Give all the lines below again, exactly, with no pictures.

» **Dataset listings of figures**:
* * * * * * *

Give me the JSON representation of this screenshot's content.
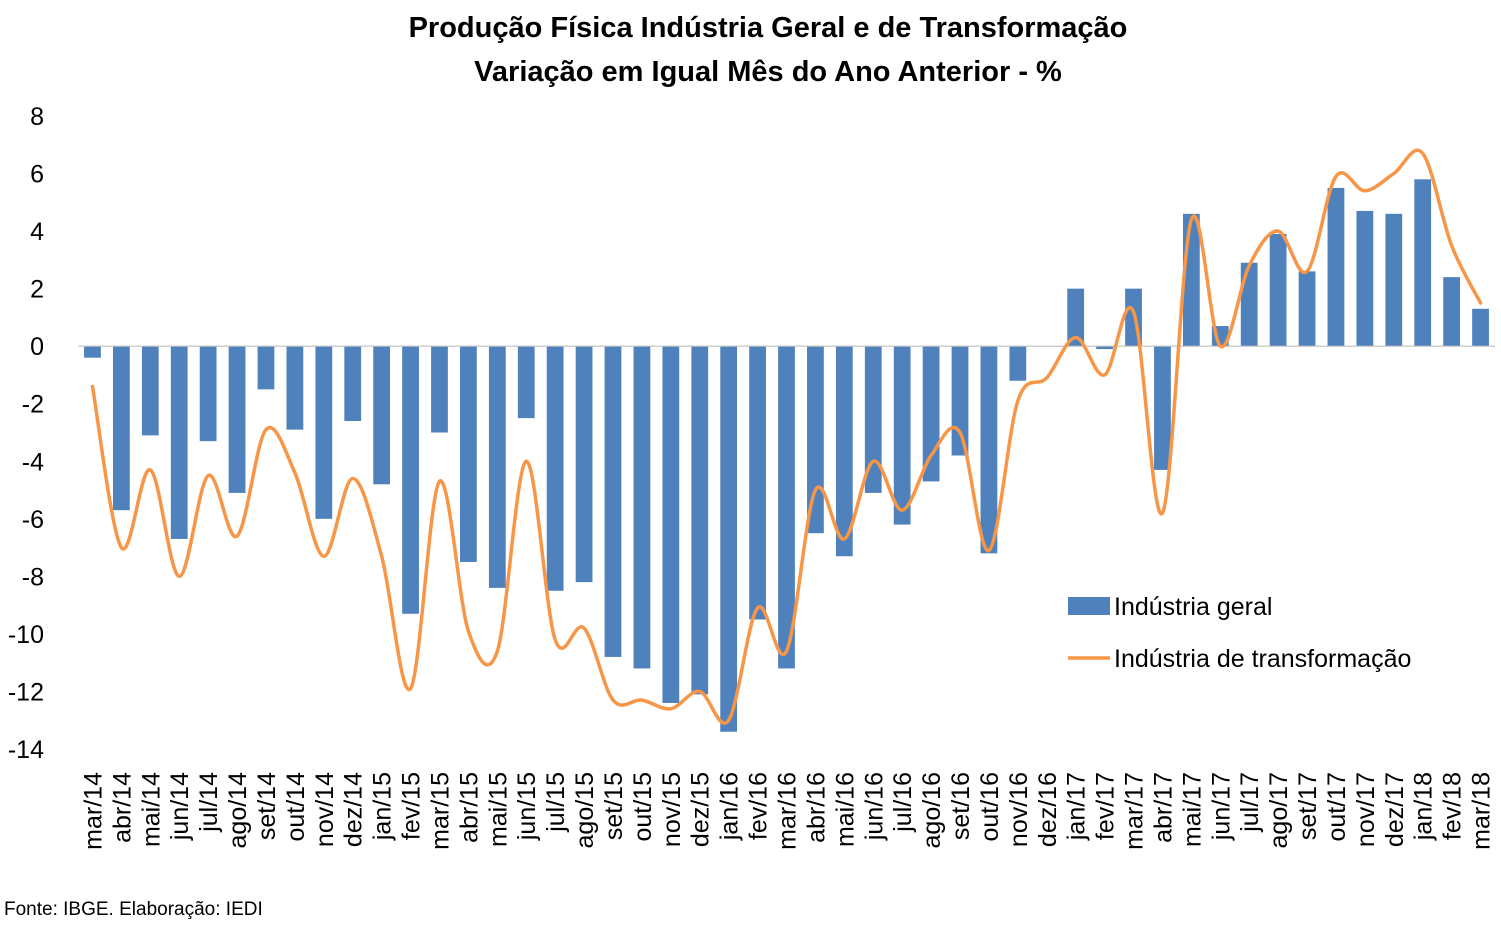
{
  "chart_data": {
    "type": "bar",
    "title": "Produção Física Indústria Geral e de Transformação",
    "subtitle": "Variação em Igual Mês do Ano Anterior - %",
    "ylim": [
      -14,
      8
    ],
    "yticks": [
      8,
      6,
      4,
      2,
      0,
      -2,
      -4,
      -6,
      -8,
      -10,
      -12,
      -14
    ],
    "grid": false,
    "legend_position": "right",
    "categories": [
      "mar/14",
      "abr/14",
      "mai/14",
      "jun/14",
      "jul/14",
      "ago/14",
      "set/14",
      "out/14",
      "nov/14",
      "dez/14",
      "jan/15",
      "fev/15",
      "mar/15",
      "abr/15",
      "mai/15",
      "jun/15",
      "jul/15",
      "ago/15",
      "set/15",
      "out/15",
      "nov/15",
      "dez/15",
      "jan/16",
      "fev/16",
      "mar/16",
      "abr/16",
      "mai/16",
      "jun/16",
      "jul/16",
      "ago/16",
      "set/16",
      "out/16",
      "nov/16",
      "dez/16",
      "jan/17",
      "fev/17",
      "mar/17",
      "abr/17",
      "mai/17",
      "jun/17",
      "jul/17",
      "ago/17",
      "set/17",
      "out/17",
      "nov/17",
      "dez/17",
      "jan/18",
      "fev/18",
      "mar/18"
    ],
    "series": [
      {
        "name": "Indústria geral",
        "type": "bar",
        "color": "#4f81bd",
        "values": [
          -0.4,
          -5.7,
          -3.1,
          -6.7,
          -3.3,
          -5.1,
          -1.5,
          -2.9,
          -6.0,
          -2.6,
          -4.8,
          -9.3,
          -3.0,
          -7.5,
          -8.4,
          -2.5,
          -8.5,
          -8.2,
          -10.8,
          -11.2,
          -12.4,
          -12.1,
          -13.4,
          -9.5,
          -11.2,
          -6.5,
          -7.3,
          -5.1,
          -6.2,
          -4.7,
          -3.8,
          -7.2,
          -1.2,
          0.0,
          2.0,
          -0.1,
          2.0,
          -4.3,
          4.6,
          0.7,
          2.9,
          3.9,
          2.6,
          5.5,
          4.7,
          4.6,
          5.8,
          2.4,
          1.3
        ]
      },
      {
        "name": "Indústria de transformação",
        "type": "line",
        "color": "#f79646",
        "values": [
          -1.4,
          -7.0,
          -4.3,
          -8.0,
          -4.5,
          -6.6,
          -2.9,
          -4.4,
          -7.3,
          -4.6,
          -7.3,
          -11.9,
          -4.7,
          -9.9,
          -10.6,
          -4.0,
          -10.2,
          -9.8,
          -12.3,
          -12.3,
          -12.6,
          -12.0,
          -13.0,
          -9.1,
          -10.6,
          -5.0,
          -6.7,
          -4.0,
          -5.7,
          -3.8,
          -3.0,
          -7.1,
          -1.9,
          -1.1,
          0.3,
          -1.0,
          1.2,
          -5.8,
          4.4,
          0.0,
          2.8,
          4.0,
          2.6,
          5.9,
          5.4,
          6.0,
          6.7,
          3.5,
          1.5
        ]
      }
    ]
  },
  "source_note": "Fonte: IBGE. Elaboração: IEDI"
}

* * * * * * *

» **Complete output**:
Give me the JSON representation of this screenshot's content.
{
  "chart_data": {
    "type": "bar",
    "title": "Produção Física Indústria Geral e de Transformação",
    "subtitle": "Variação em Igual Mês do Ano Anterior - %",
    "ylim": [
      -14,
      8
    ],
    "yticks": [
      8,
      6,
      4,
      2,
      0,
      -2,
      -4,
      -6,
      -8,
      -10,
      -12,
      -14
    ],
    "grid": false,
    "legend_position": "right",
    "categories": [
      "mar/14",
      "abr/14",
      "mai/14",
      "jun/14",
      "jul/14",
      "ago/14",
      "set/14",
      "out/14",
      "nov/14",
      "dez/14",
      "jan/15",
      "fev/15",
      "mar/15",
      "abr/15",
      "mai/15",
      "jun/15",
      "jul/15",
      "ago/15",
      "set/15",
      "out/15",
      "nov/15",
      "dez/15",
      "jan/16",
      "fev/16",
      "mar/16",
      "abr/16",
      "mai/16",
      "jun/16",
      "jul/16",
      "ago/16",
      "set/16",
      "out/16",
      "nov/16",
      "dez/16",
      "jan/17",
      "fev/17",
      "mar/17",
      "abr/17",
      "mai/17",
      "jun/17",
      "jul/17",
      "ago/17",
      "set/17",
      "out/17",
      "nov/17",
      "dez/17",
      "jan/18",
      "fev/18",
      "mar/18"
    ],
    "series": [
      {
        "name": "Indústria geral",
        "type": "bar",
        "color": "#4f81bd",
        "values": [
          -0.4,
          -5.7,
          -3.1,
          -6.7,
          -3.3,
          -5.1,
          -1.5,
          -2.9,
          -6.0,
          -2.6,
          -4.8,
          -9.3,
          -3.0,
          -7.5,
          -8.4,
          -2.5,
          -8.5,
          -8.2,
          -10.8,
          -11.2,
          -12.4,
          -12.1,
          -13.4,
          -9.5,
          -11.2,
          -6.5,
          -7.3,
          -5.1,
          -6.2,
          -4.7,
          -3.8,
          -7.2,
          -1.2,
          0.0,
          2.0,
          -0.1,
          2.0,
          -4.3,
          4.6,
          0.7,
          2.9,
          3.9,
          2.6,
          5.5,
          4.7,
          4.6,
          5.8,
          2.4,
          1.3
        ]
      },
      {
        "name": "Indústria de transformação",
        "type": "line",
        "color": "#f79646",
        "values": [
          -1.4,
          -7.0,
          -4.3,
          -8.0,
          -4.5,
          -6.6,
          -2.9,
          -4.4,
          -7.3,
          -4.6,
          -7.3,
          -11.9,
          -4.7,
          -9.9,
          -10.6,
          -4.0,
          -10.2,
          -9.8,
          -12.3,
          -12.3,
          -12.6,
          -12.0,
          -13.0,
          -9.1,
          -10.6,
          -5.0,
          -6.7,
          -4.0,
          -5.7,
          -3.8,
          -3.0,
          -7.1,
          -1.9,
          -1.1,
          0.3,
          -1.0,
          1.2,
          -5.8,
          4.4,
          0.0,
          2.8,
          4.0,
          2.6,
          5.9,
          5.4,
          6.0,
          6.7,
          3.5,
          1.5
        ]
      }
    ]
  },
  "source_note": "Fonte: IBGE. Elaboração: IEDI"
}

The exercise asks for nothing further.